#### Records to process

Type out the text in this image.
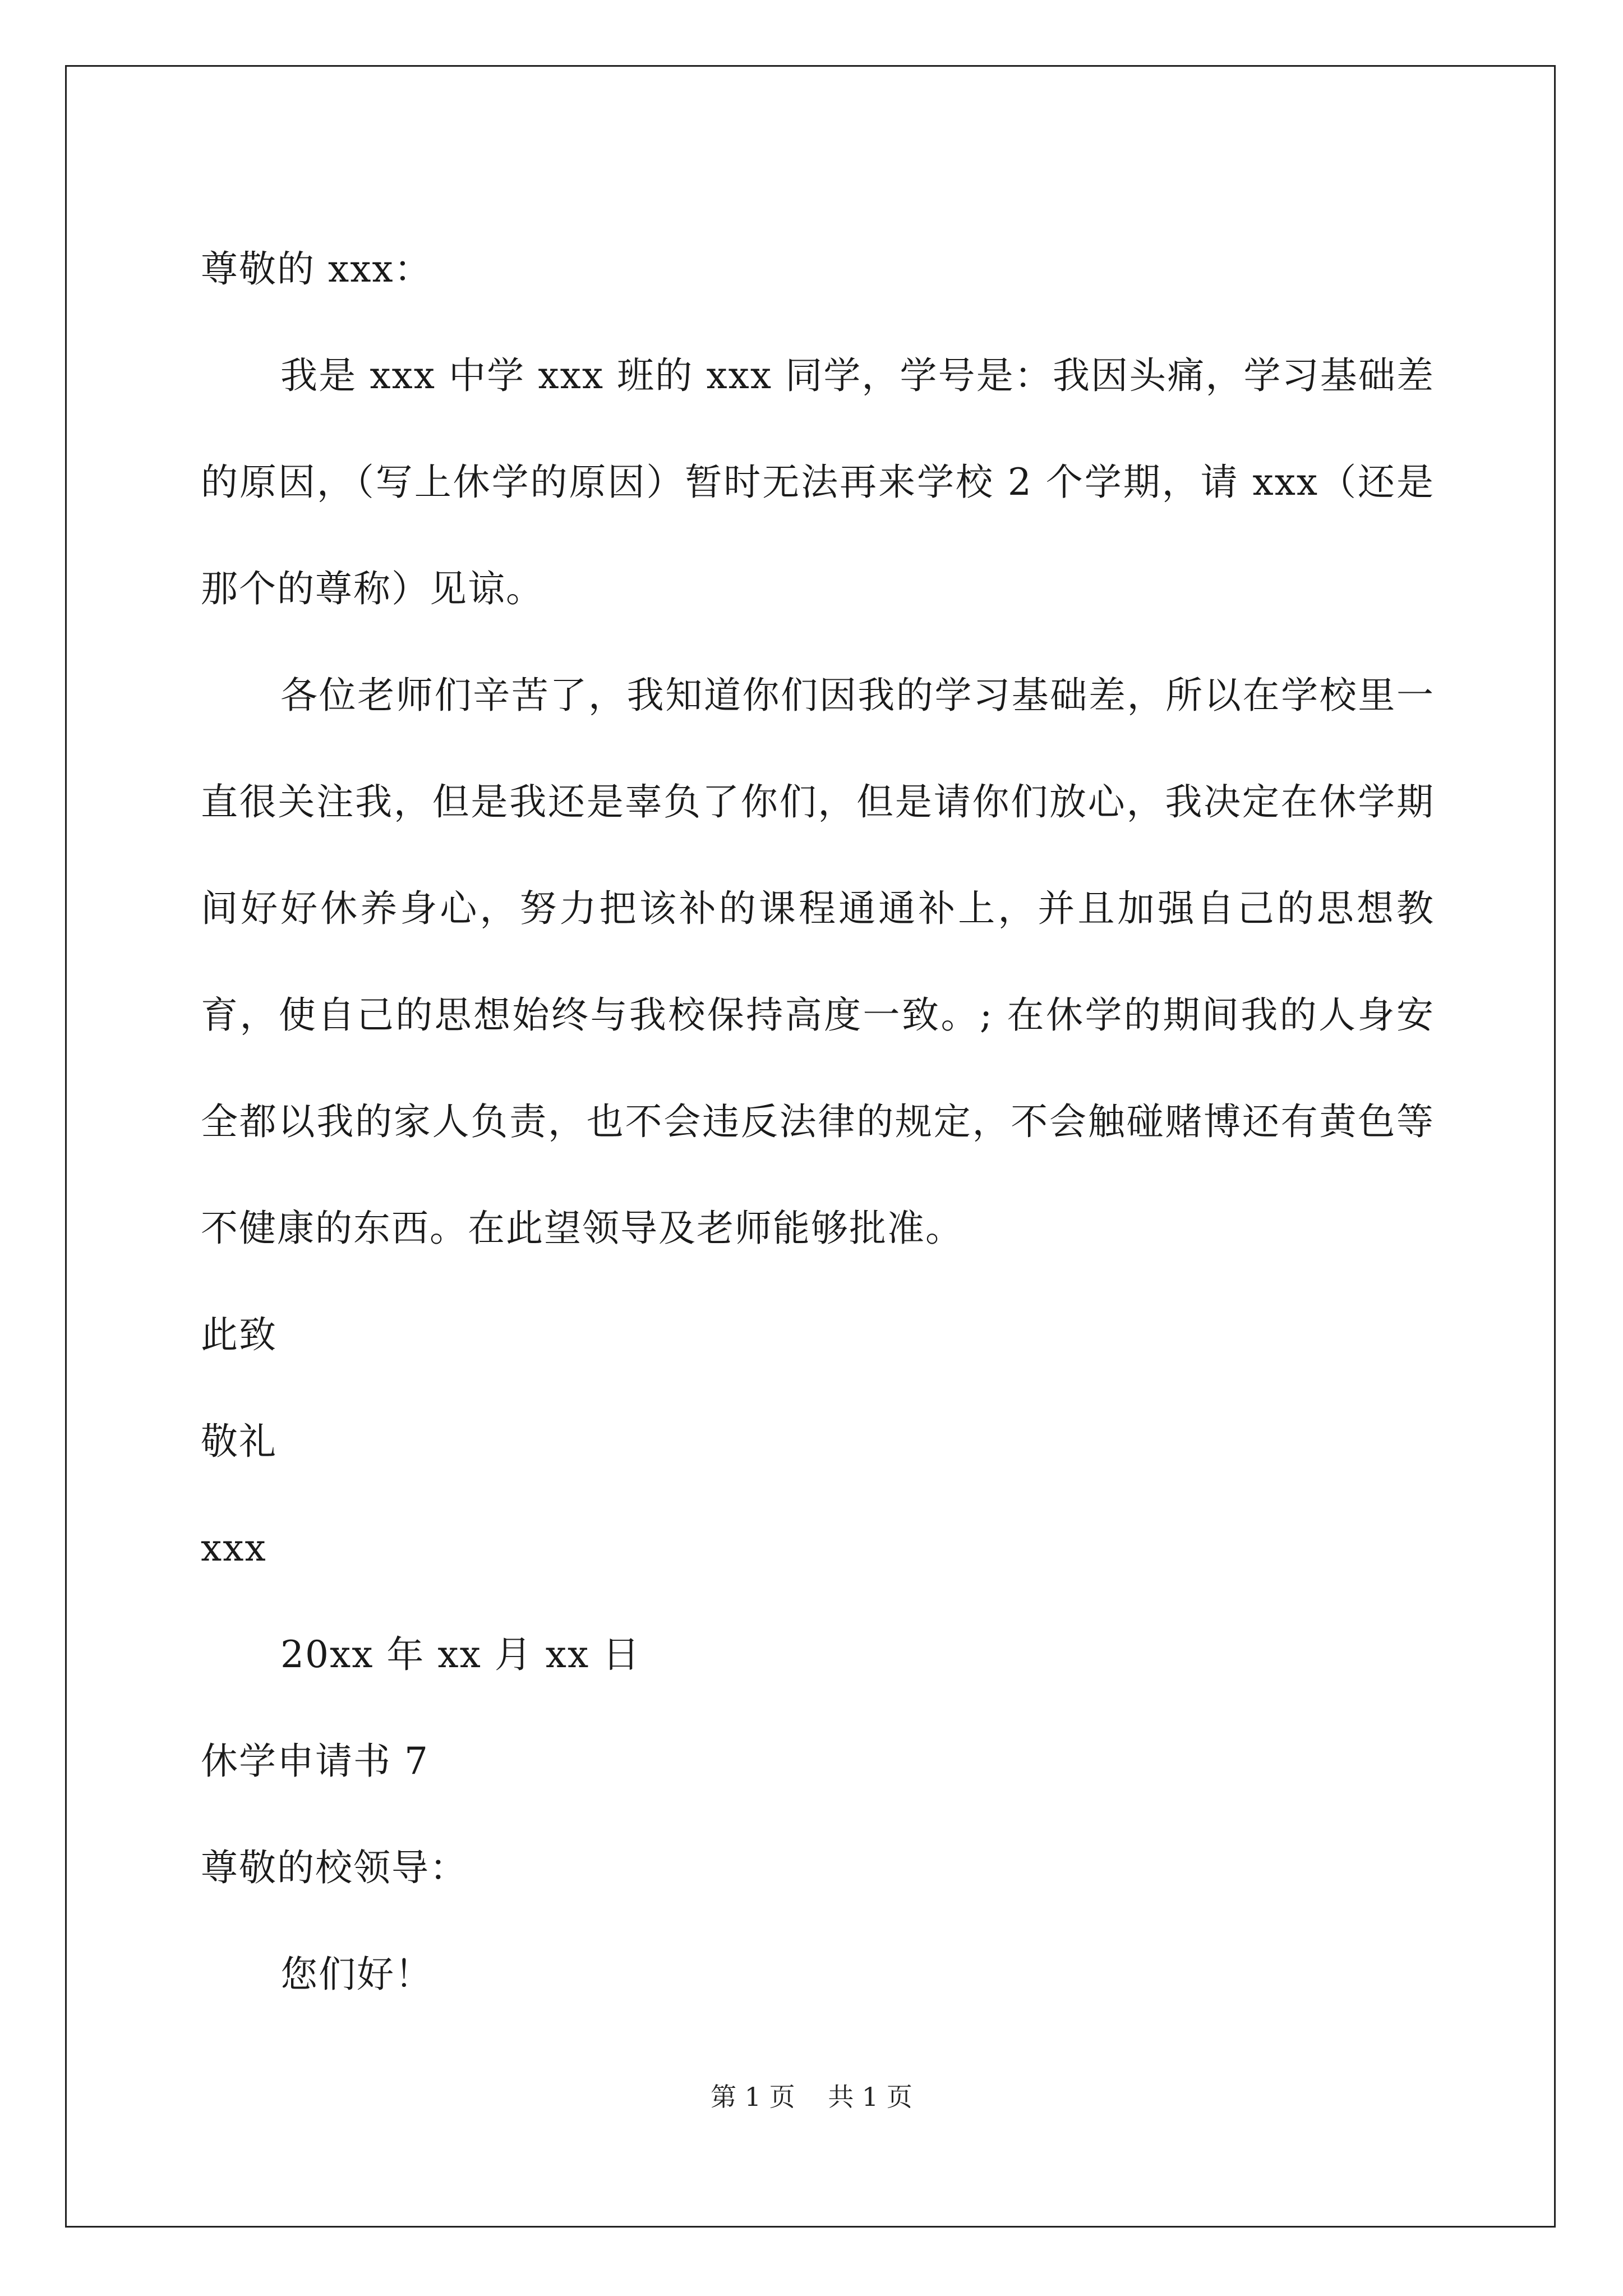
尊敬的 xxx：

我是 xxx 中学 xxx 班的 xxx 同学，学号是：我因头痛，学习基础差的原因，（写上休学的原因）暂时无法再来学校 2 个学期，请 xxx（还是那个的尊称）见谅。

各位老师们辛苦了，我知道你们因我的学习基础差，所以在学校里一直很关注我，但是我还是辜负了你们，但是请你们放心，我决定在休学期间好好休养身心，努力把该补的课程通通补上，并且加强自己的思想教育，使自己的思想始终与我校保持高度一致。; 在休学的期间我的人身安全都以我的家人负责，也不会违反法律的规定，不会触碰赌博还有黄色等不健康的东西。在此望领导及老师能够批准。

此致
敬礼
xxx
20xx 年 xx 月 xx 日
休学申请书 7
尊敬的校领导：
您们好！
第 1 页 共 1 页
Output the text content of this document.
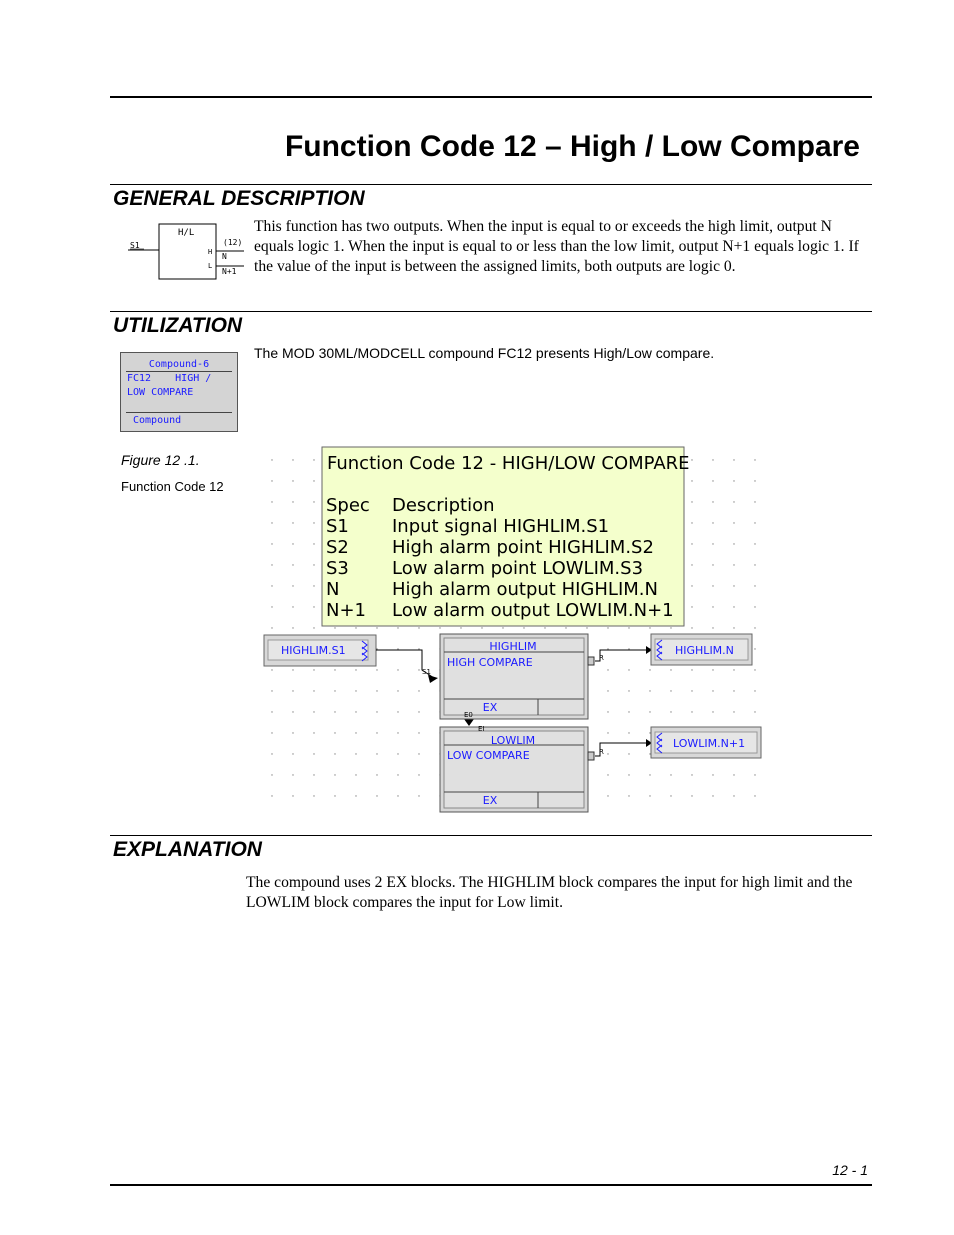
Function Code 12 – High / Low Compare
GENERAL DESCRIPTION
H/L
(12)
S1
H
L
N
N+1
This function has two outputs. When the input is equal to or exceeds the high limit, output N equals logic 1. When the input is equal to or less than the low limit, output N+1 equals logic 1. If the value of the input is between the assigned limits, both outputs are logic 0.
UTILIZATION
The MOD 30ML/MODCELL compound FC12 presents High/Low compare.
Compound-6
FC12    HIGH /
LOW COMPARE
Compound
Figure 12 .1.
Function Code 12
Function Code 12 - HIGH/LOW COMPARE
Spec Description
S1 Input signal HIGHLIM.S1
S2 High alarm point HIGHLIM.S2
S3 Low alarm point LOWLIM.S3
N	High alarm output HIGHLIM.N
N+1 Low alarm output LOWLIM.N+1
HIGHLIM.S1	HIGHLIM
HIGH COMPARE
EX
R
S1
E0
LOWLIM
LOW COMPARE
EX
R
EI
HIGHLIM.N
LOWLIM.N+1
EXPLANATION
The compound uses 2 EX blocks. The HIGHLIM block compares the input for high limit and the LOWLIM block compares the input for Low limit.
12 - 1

########

■ Exercise brief
Write out the listing word for word, omitting the pictures it holds.

■ Response to the exercise
Type out the text in this image.
尊敬的 xxx：

我是 xxx 中学 xxx 班的 xxx 同学，学号是：我因头痛，学习基础差的原因，（写上休学的原因）暂时无法再来学校 2 个学期，请 xxx（还是那个的尊称）见谅。

各位老师们辛苦了，我知道你们因我的学习基础差，所以在学校里一直很关注我，但是我还是辜负了你们，但是请你们放心，我决定在休学期间好好休养身心，努力把该补的课程通通补上，并且加强自己的思想教育，使自己的思想始终与我校保持高度一致。; 在休学的期间我的人身安全都以我的家人负责，也不会违反法律的规定，不会触碰赌博还有黄色等不健康的东西。在此望领导及老师能够批准。

此致
敬礼
xxx
20xx 年 xx 月 xx 日
休学申请书 7
尊敬的校领导：
您们好！
第 1 页 共 1 页
Output the text content of this document.
Function Code 12 – High / Low Compare
GENERAL DESCRIPTION
H/L
(12)
S1
H
L
N
N+1
This function has two outputs. When the input is equal to or exceeds the high limit, output N equals logic 1. When the input is equal to or less than the low limit, output N+1 equals logic 1. If the value of the input is between the assigned limits, both outputs are logic 0.
UTILIZATION
The MOD 30ML/MODCELL compound FC12 presents High/Low compare.
Compound-6
FC12    HIGH /
LOW COMPARE
Compound
Figure 12 .1.
Function Code 12
Function Code 12 - HIGH/LOW COMPARE
Spec Description
S1 Input signal HIGHLIM.S1
S2 High alarm point HIGHLIM.S2
S3 Low alarm point LOWLIM.S3
N	High alarm output HIGHLIM.N
N+1 Low alarm output LOWLIM.N+1
HIGHLIM.S1	HIGHLIM
HIGH COMPARE
EX
R
S1
E0
LOWLIM
LOW COMPARE
EX
R
EI
HIGHLIM.N
LOWLIM.N+1
EXPLANATION
The compound uses 2 EX blocks. The HIGHLIM block compares the input for high limit and the LOWLIM block compares the input for Low limit.
12 - 1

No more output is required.